— Start —
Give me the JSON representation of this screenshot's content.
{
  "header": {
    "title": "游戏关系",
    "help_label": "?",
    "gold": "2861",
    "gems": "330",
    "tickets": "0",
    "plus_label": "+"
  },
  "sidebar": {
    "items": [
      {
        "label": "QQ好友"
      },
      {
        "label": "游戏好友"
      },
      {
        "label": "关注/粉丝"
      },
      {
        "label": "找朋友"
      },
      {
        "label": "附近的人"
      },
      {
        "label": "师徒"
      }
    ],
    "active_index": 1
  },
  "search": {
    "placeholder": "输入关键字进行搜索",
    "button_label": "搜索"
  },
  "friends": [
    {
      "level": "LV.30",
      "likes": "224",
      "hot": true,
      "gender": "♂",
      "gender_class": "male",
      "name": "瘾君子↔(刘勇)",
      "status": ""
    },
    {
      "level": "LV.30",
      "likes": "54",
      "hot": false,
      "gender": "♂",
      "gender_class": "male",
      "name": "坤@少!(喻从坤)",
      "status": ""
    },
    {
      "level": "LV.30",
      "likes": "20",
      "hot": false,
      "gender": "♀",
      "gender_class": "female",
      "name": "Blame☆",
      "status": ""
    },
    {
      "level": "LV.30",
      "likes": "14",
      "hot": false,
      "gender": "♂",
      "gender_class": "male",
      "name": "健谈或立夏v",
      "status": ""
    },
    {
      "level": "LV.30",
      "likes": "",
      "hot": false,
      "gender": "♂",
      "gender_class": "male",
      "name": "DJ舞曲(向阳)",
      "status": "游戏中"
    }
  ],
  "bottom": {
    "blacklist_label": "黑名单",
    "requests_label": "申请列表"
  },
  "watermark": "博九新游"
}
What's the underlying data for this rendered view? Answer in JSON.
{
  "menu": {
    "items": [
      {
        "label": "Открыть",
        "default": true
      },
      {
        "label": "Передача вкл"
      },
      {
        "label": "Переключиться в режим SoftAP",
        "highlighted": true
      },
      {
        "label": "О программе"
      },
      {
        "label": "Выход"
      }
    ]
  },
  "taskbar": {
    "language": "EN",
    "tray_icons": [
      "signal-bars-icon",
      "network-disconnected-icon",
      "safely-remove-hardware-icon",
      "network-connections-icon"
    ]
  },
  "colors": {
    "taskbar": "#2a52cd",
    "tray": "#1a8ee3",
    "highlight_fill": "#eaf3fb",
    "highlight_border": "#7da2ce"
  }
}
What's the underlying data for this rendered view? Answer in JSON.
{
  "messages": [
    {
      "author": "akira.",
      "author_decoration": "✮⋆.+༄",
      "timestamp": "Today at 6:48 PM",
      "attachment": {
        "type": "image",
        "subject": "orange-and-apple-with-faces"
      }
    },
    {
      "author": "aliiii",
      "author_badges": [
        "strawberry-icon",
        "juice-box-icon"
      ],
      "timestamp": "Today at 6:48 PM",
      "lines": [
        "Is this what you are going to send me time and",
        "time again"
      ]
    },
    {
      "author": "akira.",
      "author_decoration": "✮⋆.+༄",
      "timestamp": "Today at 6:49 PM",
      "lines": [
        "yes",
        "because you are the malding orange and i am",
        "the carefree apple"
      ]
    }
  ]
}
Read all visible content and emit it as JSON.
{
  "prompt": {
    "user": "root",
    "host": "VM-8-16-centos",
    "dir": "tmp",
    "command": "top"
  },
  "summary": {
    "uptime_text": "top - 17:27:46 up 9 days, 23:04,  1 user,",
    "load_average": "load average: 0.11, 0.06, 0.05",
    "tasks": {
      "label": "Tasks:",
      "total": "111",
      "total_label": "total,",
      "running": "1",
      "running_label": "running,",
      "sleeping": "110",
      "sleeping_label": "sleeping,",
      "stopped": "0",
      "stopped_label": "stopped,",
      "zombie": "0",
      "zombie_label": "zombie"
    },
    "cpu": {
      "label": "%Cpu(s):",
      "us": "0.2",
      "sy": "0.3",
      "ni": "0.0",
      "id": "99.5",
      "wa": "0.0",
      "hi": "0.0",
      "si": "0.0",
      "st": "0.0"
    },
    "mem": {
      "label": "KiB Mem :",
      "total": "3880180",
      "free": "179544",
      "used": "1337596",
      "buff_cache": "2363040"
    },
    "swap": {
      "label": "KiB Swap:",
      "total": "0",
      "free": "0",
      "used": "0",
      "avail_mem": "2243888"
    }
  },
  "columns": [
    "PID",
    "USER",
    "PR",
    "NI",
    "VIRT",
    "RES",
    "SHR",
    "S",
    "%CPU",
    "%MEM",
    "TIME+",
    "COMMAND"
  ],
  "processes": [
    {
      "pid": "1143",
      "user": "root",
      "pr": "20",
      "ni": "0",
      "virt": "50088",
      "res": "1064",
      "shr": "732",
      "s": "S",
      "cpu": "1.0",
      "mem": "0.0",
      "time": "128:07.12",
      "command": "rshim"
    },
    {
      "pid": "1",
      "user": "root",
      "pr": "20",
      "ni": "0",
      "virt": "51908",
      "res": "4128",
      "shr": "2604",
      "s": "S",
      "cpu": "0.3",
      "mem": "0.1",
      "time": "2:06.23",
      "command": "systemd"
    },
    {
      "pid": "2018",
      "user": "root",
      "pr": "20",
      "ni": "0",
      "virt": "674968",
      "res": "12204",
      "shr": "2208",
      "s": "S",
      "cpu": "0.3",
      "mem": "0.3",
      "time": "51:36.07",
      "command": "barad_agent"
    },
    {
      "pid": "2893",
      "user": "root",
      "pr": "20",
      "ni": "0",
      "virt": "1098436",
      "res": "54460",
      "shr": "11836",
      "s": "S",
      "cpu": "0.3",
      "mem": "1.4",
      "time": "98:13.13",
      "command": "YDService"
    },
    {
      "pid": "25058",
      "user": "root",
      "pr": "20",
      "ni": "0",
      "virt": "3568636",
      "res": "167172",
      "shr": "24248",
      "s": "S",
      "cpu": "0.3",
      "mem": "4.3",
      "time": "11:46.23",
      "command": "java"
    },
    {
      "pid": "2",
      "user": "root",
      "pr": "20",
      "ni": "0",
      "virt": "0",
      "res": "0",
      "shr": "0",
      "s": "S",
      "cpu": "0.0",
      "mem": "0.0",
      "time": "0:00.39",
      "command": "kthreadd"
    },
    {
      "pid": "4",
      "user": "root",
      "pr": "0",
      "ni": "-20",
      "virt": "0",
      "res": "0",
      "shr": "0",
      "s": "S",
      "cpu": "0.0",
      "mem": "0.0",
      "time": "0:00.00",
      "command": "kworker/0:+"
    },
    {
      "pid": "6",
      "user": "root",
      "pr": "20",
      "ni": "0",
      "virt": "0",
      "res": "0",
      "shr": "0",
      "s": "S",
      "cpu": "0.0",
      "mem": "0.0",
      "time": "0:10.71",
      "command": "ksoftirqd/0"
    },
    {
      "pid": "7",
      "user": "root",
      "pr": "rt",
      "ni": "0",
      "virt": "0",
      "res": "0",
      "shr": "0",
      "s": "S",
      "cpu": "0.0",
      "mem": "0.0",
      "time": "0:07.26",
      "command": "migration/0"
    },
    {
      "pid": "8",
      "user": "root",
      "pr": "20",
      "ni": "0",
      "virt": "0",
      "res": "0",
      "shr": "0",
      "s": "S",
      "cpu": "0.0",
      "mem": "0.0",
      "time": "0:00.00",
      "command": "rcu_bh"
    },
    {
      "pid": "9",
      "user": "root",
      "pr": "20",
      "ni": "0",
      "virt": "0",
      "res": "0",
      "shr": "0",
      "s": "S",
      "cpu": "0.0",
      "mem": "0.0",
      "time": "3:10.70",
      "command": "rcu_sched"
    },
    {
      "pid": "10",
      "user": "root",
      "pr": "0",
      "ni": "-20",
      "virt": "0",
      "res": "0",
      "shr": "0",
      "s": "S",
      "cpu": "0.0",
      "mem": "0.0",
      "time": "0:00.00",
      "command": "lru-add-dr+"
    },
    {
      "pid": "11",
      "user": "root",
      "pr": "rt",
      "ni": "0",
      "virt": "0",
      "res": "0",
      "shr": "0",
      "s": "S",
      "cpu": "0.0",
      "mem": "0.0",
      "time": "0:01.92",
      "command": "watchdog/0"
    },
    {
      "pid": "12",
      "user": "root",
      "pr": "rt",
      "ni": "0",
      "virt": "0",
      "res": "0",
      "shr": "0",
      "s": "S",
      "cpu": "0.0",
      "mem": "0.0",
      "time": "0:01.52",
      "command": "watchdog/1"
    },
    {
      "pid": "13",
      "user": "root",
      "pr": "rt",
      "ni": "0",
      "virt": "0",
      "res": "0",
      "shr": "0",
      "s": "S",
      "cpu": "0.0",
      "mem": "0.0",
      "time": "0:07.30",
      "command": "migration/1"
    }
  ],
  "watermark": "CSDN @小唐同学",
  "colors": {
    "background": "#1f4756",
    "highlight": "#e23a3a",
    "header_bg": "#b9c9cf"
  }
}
— End —
— Start —
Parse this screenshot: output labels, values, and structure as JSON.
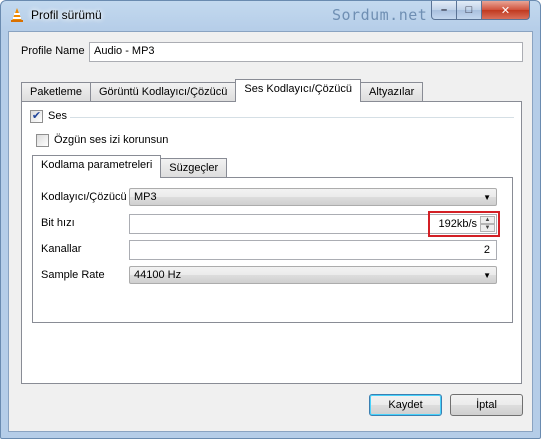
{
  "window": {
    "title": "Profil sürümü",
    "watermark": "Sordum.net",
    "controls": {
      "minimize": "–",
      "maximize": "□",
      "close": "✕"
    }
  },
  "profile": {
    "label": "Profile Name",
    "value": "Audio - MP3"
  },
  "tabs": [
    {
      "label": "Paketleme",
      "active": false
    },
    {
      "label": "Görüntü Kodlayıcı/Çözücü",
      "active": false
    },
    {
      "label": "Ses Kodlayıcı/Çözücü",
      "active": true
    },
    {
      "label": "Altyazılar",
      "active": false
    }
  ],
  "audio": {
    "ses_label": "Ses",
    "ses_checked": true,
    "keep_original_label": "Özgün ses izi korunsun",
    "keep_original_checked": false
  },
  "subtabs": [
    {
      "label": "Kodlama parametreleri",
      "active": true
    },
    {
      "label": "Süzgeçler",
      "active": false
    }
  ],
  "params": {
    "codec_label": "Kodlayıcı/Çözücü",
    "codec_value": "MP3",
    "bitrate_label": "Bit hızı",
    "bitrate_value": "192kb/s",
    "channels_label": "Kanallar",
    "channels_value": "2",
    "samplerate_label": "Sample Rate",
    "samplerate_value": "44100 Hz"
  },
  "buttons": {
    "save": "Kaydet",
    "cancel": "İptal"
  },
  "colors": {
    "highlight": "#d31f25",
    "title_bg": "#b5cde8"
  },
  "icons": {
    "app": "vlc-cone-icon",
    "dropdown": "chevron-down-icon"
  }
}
— End —
— Start —
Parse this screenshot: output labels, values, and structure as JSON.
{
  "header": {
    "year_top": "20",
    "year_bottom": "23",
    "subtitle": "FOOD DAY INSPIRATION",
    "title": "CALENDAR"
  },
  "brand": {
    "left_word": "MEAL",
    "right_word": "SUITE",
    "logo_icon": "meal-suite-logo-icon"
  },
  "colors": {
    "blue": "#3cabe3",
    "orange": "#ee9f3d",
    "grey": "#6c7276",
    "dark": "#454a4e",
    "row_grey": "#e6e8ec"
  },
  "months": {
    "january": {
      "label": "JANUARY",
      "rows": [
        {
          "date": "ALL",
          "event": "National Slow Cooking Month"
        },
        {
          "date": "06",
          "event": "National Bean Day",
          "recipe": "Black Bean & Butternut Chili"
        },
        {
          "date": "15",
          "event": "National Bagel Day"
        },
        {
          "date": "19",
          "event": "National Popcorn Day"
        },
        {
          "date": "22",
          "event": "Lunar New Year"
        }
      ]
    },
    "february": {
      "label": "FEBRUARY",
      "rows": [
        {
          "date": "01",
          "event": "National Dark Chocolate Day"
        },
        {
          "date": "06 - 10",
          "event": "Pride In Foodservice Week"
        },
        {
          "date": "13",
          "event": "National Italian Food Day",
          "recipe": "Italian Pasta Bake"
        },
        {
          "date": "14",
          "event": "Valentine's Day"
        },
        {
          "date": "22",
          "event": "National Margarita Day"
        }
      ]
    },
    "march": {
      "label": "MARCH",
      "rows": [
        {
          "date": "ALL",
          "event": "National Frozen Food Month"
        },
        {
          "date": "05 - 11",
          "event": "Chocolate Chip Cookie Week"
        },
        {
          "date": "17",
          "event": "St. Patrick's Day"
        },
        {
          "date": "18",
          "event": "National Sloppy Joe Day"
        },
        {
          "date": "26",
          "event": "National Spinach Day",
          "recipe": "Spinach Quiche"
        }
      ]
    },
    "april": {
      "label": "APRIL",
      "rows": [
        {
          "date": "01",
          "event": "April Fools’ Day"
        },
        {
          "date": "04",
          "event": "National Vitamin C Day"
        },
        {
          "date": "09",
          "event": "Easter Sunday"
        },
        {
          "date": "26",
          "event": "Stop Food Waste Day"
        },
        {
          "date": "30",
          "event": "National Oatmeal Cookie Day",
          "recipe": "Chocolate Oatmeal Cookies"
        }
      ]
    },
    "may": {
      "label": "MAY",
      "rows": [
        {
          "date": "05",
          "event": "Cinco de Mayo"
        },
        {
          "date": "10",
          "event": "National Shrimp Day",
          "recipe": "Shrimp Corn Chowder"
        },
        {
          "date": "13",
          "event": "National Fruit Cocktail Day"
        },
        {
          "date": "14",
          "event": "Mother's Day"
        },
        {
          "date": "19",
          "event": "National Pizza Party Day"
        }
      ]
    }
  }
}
— End —
» **Exercise requirements**
Give the count of lines containing "network", with no added text.

» **Exercise output**
2